### GIVEN DATA
※ ※ ※

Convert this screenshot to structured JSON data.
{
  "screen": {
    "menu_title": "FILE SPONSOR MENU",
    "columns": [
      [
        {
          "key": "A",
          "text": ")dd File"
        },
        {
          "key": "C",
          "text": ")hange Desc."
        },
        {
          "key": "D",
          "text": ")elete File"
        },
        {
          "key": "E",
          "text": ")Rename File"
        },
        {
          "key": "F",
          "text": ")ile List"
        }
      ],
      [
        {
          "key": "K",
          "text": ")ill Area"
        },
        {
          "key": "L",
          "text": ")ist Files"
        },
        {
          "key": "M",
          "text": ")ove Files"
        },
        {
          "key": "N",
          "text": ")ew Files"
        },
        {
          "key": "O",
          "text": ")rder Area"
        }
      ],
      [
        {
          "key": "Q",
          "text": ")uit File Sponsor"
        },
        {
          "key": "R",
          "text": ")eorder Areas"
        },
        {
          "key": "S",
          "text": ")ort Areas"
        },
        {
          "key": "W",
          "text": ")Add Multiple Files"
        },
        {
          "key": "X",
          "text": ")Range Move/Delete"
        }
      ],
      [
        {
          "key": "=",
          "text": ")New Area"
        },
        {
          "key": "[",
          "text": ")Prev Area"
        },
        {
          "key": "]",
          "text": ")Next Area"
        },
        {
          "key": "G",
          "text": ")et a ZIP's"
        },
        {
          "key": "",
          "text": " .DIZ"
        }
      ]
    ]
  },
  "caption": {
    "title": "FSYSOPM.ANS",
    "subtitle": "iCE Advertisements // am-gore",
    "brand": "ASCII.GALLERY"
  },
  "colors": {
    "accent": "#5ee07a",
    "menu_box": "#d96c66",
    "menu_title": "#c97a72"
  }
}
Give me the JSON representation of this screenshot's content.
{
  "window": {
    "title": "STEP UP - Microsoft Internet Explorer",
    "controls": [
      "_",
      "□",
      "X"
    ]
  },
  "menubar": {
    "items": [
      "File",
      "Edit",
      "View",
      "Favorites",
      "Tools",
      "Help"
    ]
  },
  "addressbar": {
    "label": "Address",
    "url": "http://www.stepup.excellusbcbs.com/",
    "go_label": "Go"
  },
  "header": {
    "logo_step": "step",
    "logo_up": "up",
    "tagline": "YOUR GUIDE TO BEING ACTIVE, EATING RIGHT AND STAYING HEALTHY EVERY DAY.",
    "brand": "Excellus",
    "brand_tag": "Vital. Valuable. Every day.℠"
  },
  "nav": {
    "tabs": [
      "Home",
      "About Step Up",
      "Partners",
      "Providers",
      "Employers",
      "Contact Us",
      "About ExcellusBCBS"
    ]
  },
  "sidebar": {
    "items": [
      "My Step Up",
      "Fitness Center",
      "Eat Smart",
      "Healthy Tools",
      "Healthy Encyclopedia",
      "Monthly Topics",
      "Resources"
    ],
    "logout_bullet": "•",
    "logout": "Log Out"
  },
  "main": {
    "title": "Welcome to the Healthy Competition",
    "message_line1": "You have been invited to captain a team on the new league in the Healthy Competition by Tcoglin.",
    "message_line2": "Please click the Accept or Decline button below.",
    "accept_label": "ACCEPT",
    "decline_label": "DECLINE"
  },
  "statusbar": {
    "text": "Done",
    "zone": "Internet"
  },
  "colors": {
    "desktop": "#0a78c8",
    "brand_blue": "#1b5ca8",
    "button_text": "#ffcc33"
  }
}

※ ※ ※

### REQUIREMENT
Print the whole listing again, exactly.

### RESULT FOR THIS TASK
Convert this screenshot to structured JSON data.
{
  "screen": {
    "menu_title": "FILE SPONSOR MENU",
    "columns": [
      [
        {
          "key": "A",
          "text": ")dd File"
        },
        {
          "key": "C",
          "text": ")hange Desc."
        },
        {
          "key": "D",
          "text": ")elete File"
        },
        {
          "key": "E",
          "text": ")Rename File"
        },
        {
          "key": "F",
          "text": ")ile List"
        }
      ],
      [
        {
          "key": "K",
          "text": ")ill Area"
        },
        {
          "key": "L",
          "text": ")ist Files"
        },
        {
          "key": "M",
          "text": ")ove Files"
        },
        {
          "key": "N",
          "text": ")ew Files"
        },
        {
          "key": "O",
          "text": ")rder Area"
        }
      ],
      [
        {
          "key": "Q",
          "text": ")uit File Sponsor"
        },
        {
          "key": "R",
          "text": ")eorder Areas"
        },
        {
          "key": "S",
          "text": ")ort Areas"
        },
        {
          "key": "W",
          "text": ")Add Multiple Files"
        },
        {
          "key": "X",
          "text": ")Range Move/Delete"
        }
      ],
      [
        {
          "key": "=",
          "text": ")New Area"
        },
        {
          "key": "[",
          "text": ")Prev Area"
        },
        {
          "key": "]",
          "text": ")Next Area"
        },
        {
          "key": "G",
          "text": ")et a ZIP's"
        },
        {
          "key": "",
          "text": " .DIZ"
        }
      ]
    ]
  },
  "caption": {
    "title": "FSYSOPM.ANS",
    "subtitle": "iCE Advertisements // am-gore",
    "brand": "ASCII.GALLERY"
  },
  "colors": {
    "accent": "#5ee07a",
    "menu_box": "#d96c66",
    "menu_title": "#c97a72"
  }
}
Give me the JSON representation of this screenshot's content.
{
  "window": {
    "title": "STEP UP - Microsoft Internet Explorer",
    "controls": [
      "_",
      "□",
      "X"
    ]
  },
  "menubar": {
    "items": [
      "File",
      "Edit",
      "View",
      "Favorites",
      "Tools",
      "Help"
    ]
  },
  "addressbar": {
    "label": "Address",
    "url": "http://www.stepup.excellusbcbs.com/",
    "go_label": "Go"
  },
  "header": {
    "logo_step": "step",
    "logo_up": "up",
    "tagline": "YOUR GUIDE TO BEING ACTIVE, EATING RIGHT AND STAYING HEALTHY EVERY DAY.",
    "brand": "Excellus",
    "brand_tag": "Vital. Valuable. Every day.℠"
  },
  "nav": {
    "tabs": [
      "Home",
      "About Step Up",
      "Partners",
      "Providers",
      "Employers",
      "Contact Us",
      "About ExcellusBCBS"
    ]
  },
  "sidebar": {
    "items": [
      "My Step Up",
      "Fitness Center",
      "Eat Smart",
      "Healthy Tools",
      "Healthy Encyclopedia",
      "Monthly Topics",
      "Resources"
    ],
    "logout_bullet": "•",
    "logout": "Log Out"
  },
  "main": {
    "title": "Welcome to the Healthy Competition",
    "message_line1": "You have been invited to captain a team on the new league in the Healthy Competition by Tcoglin.",
    "message_line2": "Please click the Accept or Decline button below.",
    "accept_label": "ACCEPT",
    "decline_label": "DECLINE"
  },
  "statusbar": {
    "text": "Done",
    "zone": "Internet"
  },
  "colors": {
    "desktop": "#0a78c8",
    "brand_blue": "#1b5ca8",
    "button_text": "#ffcc33"
  }
}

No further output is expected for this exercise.